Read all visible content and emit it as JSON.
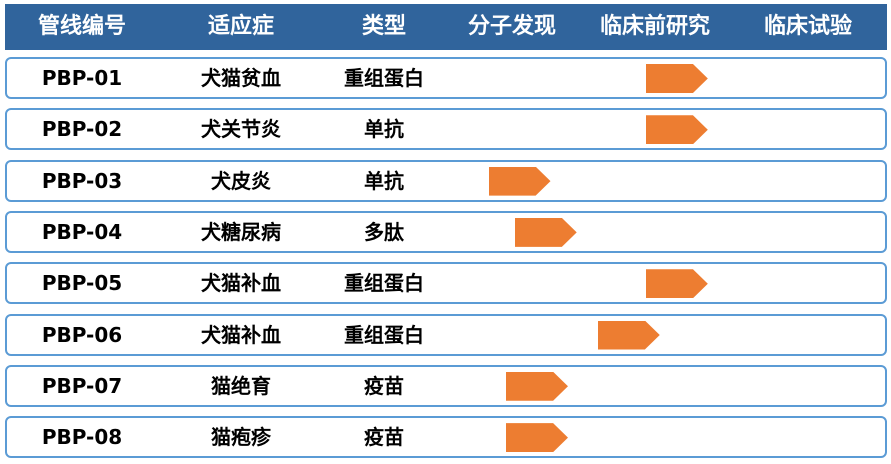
{
  "header": [
    "管线编号",
    "适应症",
    "类型",
    "分子发现",
    "临床前研究",
    "临床试验"
  ],
  "colors": {
    "header_bg": "#30649c",
    "row_border": "#5b9bd5",
    "arrow": "#ed7d31"
  },
  "rows": [
    {
      "id": "PBP-01",
      "indication": "犬猫贫血",
      "type": "重组蛋白",
      "progress": 0.59
    },
    {
      "id": "PBP-02",
      "indication": "犬关节炎",
      "type": "单抗",
      "progress": 0.59
    },
    {
      "id": "PBP-03",
      "indication": "犬皮炎",
      "type": "单抗",
      "progress": 0.23
    },
    {
      "id": "PBP-04",
      "indication": "犬糖尿病",
      "type": "多肽",
      "progress": 0.29
    },
    {
      "id": "PBP-05",
      "indication": "犬猫补血",
      "type": "重组蛋白",
      "progress": 0.59
    },
    {
      "id": "PBP-06",
      "indication": "犬猫补血",
      "type": "重组蛋白",
      "progress": 0.48
    },
    {
      "id": "PBP-07",
      "indication": "猫绝育",
      "type": "疫苗",
      "progress": 0.27
    },
    {
      "id": "PBP-08",
      "indication": "猫疱疹",
      "type": "疫苗",
      "progress": 0.27
    }
  ]
}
────────────────
▶ SET PROBLEM:
Restate the entire listing word for word, excluding pictures.

▶ CORRECT RESPONSE:
Read all visible content and emit it as JSON.
{
  "header": [
    "管线编号",
    "适应症",
    "类型",
    "分子发现",
    "临床前研究",
    "临床试验"
  ],
  "colors": {
    "header_bg": "#30649c",
    "row_border": "#5b9bd5",
    "arrow": "#ed7d31"
  },
  "rows": [
    {
      "id": "PBP-01",
      "indication": "犬猫贫血",
      "type": "重组蛋白",
      "progress": 0.59
    },
    {
      "id": "PBP-02",
      "indication": "犬关节炎",
      "type": "单抗",
      "progress": 0.59
    },
    {
      "id": "PBP-03",
      "indication": "犬皮炎",
      "type": "单抗",
      "progress": 0.23
    },
    {
      "id": "PBP-04",
      "indication": "犬糖尿病",
      "type": "多肽",
      "progress": 0.29
    },
    {
      "id": "PBP-05",
      "indication": "犬猫补血",
      "type": "重组蛋白",
      "progress": 0.59
    },
    {
      "id": "PBP-06",
      "indication": "犬猫补血",
      "type": "重组蛋白",
      "progress": 0.48
    },
    {
      "id": "PBP-07",
      "indication": "猫绝育",
      "type": "疫苗",
      "progress": 0.27
    },
    {
      "id": "PBP-08",
      "indication": "猫疱疹",
      "type": "疫苗",
      "progress": 0.27
    }
  ]
}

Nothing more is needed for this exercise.